- REQUIREMENT
Repeat each record exactly. Any picture gets left out.

-- start DATA SHOWN --

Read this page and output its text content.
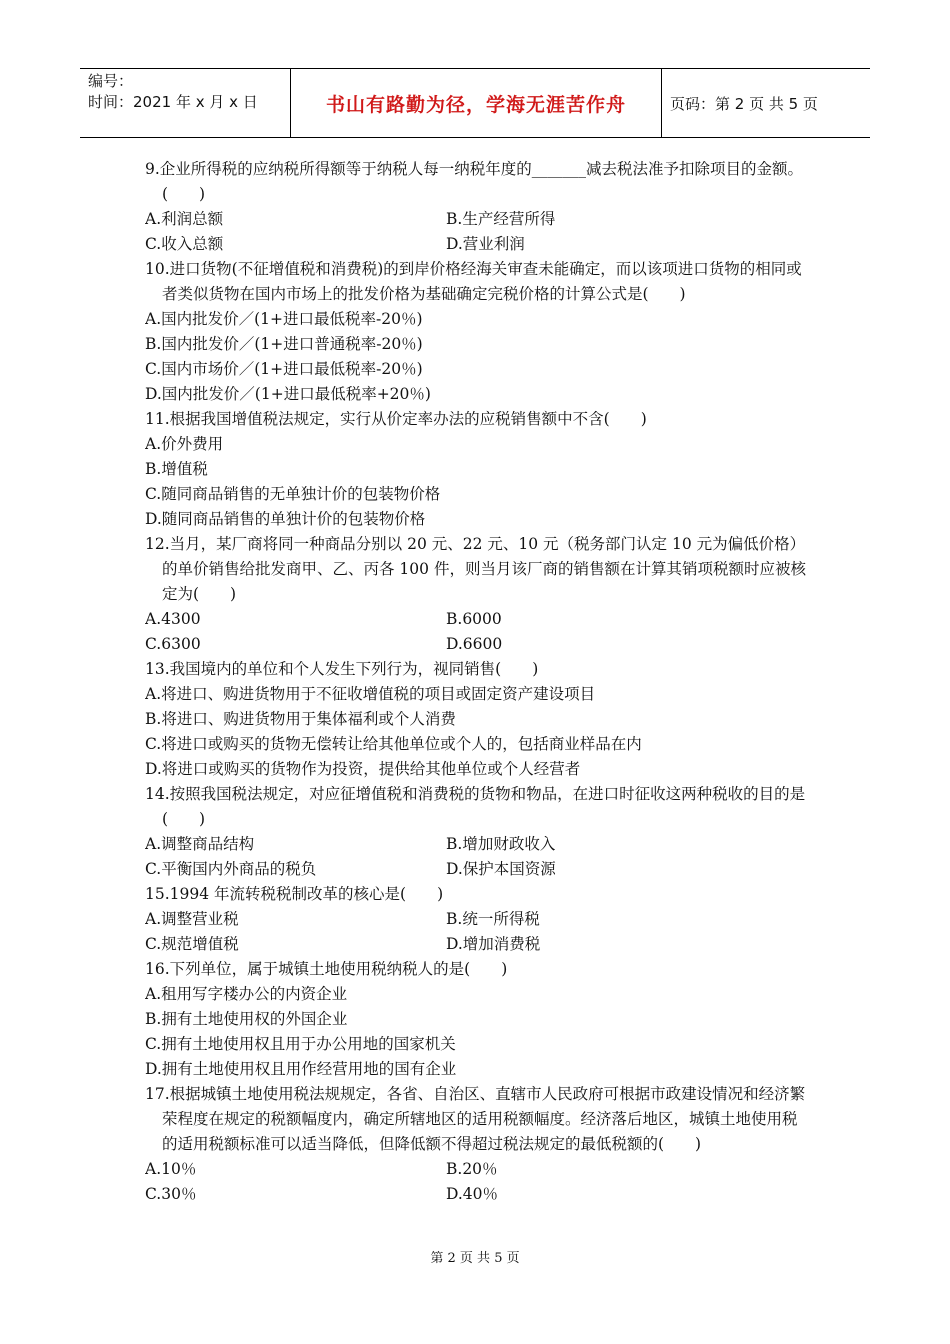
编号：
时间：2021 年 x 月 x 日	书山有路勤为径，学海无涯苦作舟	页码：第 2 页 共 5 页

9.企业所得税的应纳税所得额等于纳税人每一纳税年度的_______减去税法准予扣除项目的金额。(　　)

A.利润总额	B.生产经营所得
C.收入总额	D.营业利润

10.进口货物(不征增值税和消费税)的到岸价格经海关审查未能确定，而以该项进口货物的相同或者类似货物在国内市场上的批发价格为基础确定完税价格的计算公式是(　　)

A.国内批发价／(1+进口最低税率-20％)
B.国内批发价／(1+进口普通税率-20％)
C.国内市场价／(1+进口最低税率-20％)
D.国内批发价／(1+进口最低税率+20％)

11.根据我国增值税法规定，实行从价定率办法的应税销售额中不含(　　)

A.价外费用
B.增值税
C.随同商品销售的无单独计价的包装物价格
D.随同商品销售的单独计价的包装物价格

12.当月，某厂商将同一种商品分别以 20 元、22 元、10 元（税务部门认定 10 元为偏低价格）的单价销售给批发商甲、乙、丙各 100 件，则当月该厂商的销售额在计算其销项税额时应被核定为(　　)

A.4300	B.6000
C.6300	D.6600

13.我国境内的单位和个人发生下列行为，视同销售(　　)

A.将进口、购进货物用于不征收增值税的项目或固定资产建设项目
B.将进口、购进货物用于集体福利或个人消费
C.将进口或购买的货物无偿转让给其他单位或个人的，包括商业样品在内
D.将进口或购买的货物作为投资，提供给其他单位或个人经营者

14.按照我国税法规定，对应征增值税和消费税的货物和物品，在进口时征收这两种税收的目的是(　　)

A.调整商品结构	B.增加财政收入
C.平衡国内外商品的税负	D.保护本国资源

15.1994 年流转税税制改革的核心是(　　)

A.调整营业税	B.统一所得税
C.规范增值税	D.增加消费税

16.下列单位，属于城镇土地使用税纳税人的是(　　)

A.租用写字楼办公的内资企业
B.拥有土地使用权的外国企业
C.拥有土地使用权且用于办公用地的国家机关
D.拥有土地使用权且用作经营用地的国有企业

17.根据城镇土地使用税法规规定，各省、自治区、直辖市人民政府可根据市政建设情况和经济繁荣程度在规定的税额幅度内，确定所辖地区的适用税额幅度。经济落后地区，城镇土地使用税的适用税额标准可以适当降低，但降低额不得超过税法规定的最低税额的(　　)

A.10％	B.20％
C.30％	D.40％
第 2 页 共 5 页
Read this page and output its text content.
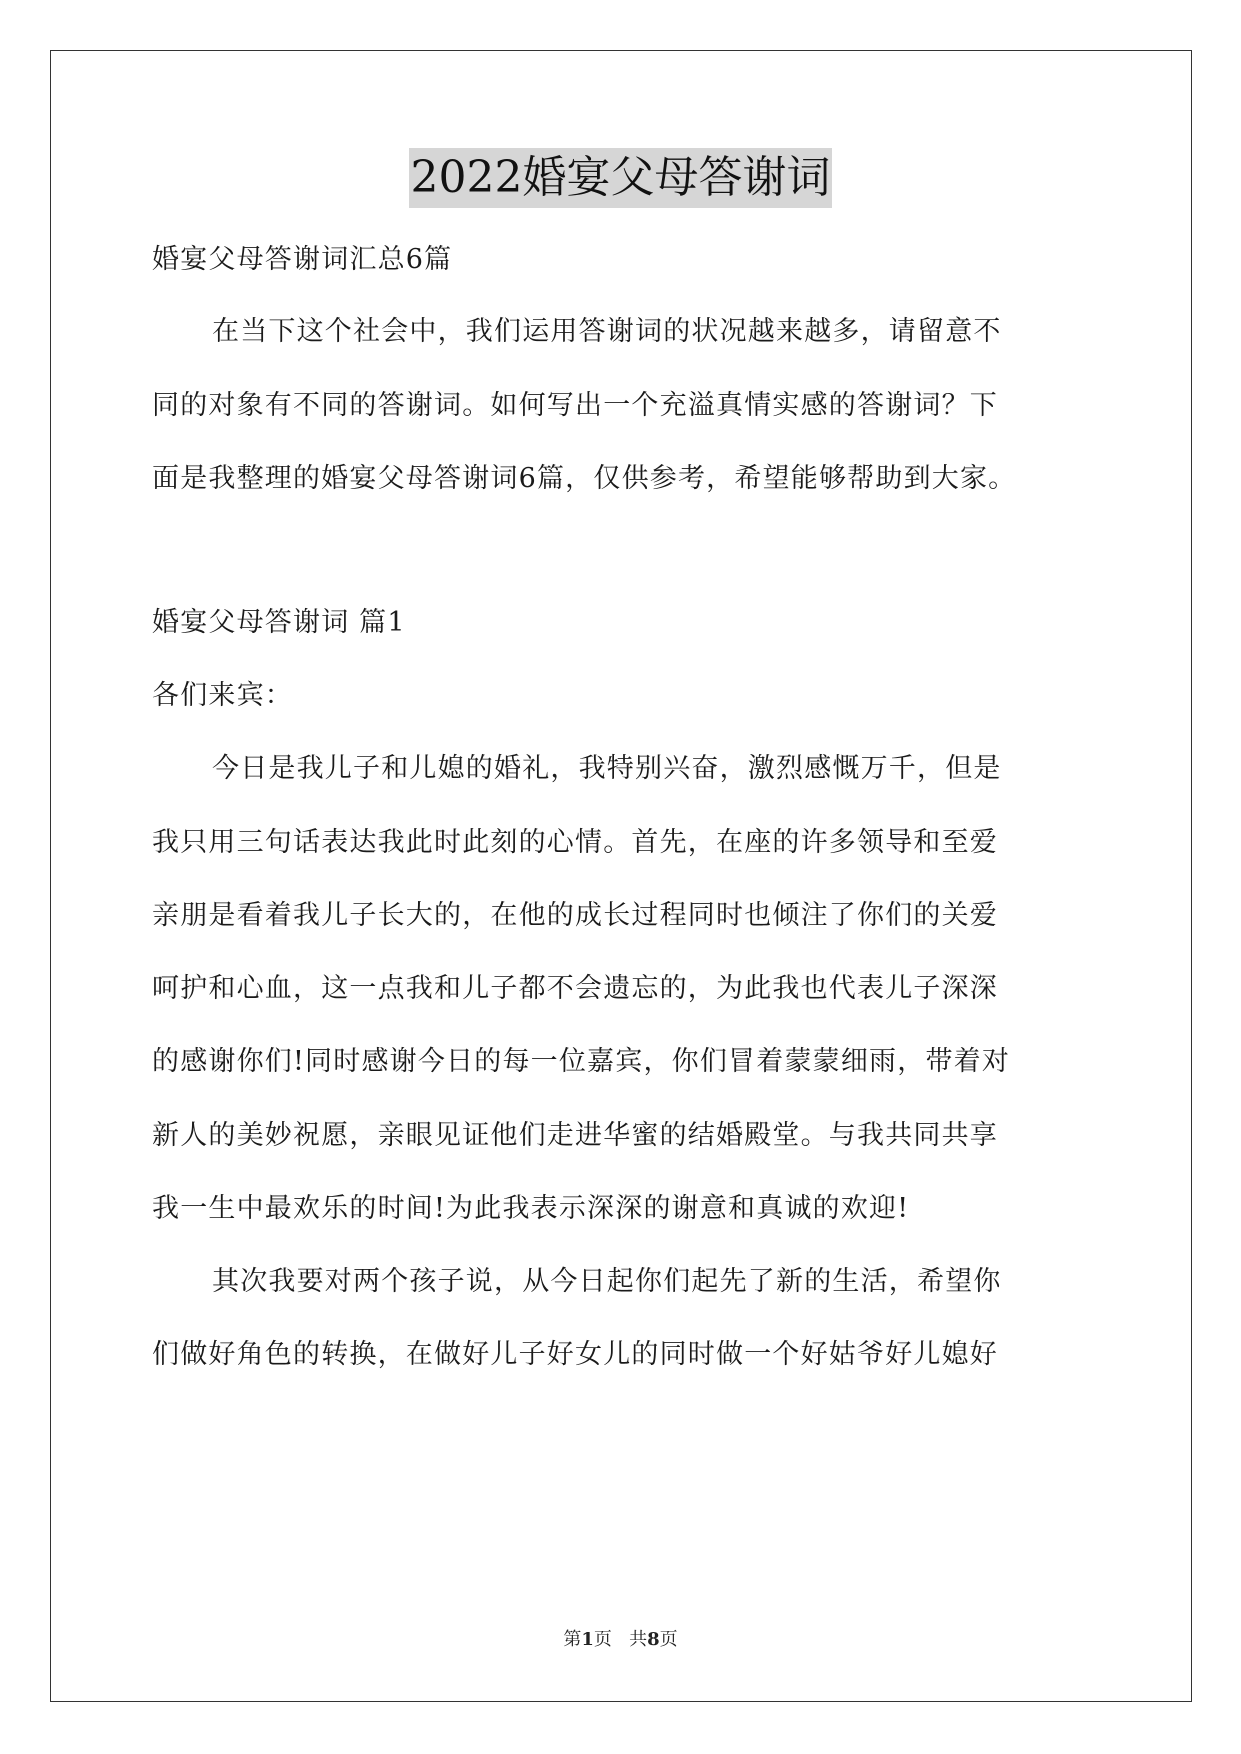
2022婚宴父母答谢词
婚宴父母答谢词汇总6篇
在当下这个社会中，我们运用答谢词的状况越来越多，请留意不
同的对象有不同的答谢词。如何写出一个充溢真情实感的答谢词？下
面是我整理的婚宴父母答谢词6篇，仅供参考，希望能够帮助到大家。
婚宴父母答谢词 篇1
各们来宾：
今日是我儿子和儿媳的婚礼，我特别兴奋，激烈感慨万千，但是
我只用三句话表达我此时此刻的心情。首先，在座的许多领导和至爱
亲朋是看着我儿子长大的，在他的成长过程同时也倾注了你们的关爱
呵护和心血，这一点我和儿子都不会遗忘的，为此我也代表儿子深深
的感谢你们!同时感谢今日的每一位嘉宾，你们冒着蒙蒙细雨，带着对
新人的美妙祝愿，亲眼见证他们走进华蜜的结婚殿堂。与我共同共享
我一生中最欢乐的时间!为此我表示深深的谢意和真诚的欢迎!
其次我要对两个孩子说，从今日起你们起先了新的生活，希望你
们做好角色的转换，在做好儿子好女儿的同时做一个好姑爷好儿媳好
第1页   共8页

-- end DATA SHOWN --

- IN RESPONSE
Read this page and output its text content.
编号：
时间：2021 年 x 月 x 日	书山有路勤为径，学海无涯苦作舟	页码：第 2 页 共 5 页

9.企业所得税的应纳税所得额等于纳税人每一纳税年度的_______减去税法准予扣除项目的金额。(　　)

A.利润总额	B.生产经营所得
C.收入总额	D.营业利润

10.进口货物(不征增值税和消费税)的到岸价格经海关审查未能确定，而以该项进口货物的相同或者类似货物在国内市场上的批发价格为基础确定完税价格的计算公式是(　　)

A.国内批发价／(1+进口最低税率-20％)
B.国内批发价／(1+进口普通税率-20％)
C.国内市场价／(1+进口最低税率-20％)
D.国内批发价／(1+进口最低税率+20％)

11.根据我国增值税法规定，实行从价定率办法的应税销售额中不含(　　)

A.价外费用
B.增值税
C.随同商品销售的无单独计价的包装物价格
D.随同商品销售的单独计价的包装物价格

12.当月，某厂商将同一种商品分别以 20 元、22 元、10 元（税务部门认定 10 元为偏低价格）的单价销售给批发商甲、乙、丙各 100 件，则当月该厂商的销售额在计算其销项税额时应被核定为(　　)

A.4300	B.6000
C.6300	D.6600

13.我国境内的单位和个人发生下列行为，视同销售(　　)

A.将进口、购进货物用于不征收增值税的项目或固定资产建设项目
B.将进口、购进货物用于集体福利或个人消费
C.将进口或购买的货物无偿转让给其他单位或个人的，包括商业样品在内
D.将进口或购买的货物作为投资，提供给其他单位或个人经营者

14.按照我国税法规定，对应征增值税和消费税的货物和物品，在进口时征收这两种税收的目的是(　　)

A.调整商品结构	B.增加财政收入
C.平衡国内外商品的税负	D.保护本国资源

15.1994 年流转税税制改革的核心是(　　)

A.调整营业税	B.统一所得税
C.规范增值税	D.增加消费税

16.下列单位，属于城镇土地使用税纳税人的是(　　)

A.租用写字楼办公的内资企业
B.拥有土地使用权的外国企业
C.拥有土地使用权且用于办公用地的国家机关
D.拥有土地使用权且用作经营用地的国有企业

17.根据城镇土地使用税法规规定，各省、自治区、直辖市人民政府可根据市政建设情况和经济繁荣程度在规定的税额幅度内，确定所辖地区的适用税额幅度。经济落后地区，城镇土地使用税的适用税额标准可以适当降低，但降低额不得超过税法规定的最低税额的(　　)

A.10％	B.20％
C.30％	D.40％
第 2 页 共 5 页
Read this page and output its text content.
2022婚宴父母答谢词
婚宴父母答谢词汇总6篇
在当下这个社会中，我们运用答谢词的状况越来越多，请留意不
同的对象有不同的答谢词。如何写出一个充溢真情实感的答谢词？下
面是我整理的婚宴父母答谢词6篇，仅供参考，希望能够帮助到大家。
婚宴父母答谢词 篇1
各们来宾：
今日是我儿子和儿媳的婚礼，我特别兴奋，激烈感慨万千，但是
我只用三句话表达我此时此刻的心情。首先，在座的许多领导和至爱
亲朋是看着我儿子长大的，在他的成长过程同时也倾注了你们的关爱
呵护和心血，这一点我和儿子都不会遗忘的，为此我也代表儿子深深
的感谢你们!同时感谢今日的每一位嘉宾，你们冒着蒙蒙细雨，带着对
新人的美妙祝愿，亲眼见证他们走进华蜜的结婚殿堂。与我共同共享
我一生中最欢乐的时间!为此我表示深深的谢意和真诚的欢迎!
其次我要对两个孩子说，从今日起你们起先了新的生活，希望你
们做好角色的转换，在做好儿子好女儿的同时做一个好姑爷好儿媳好
第1页   共8页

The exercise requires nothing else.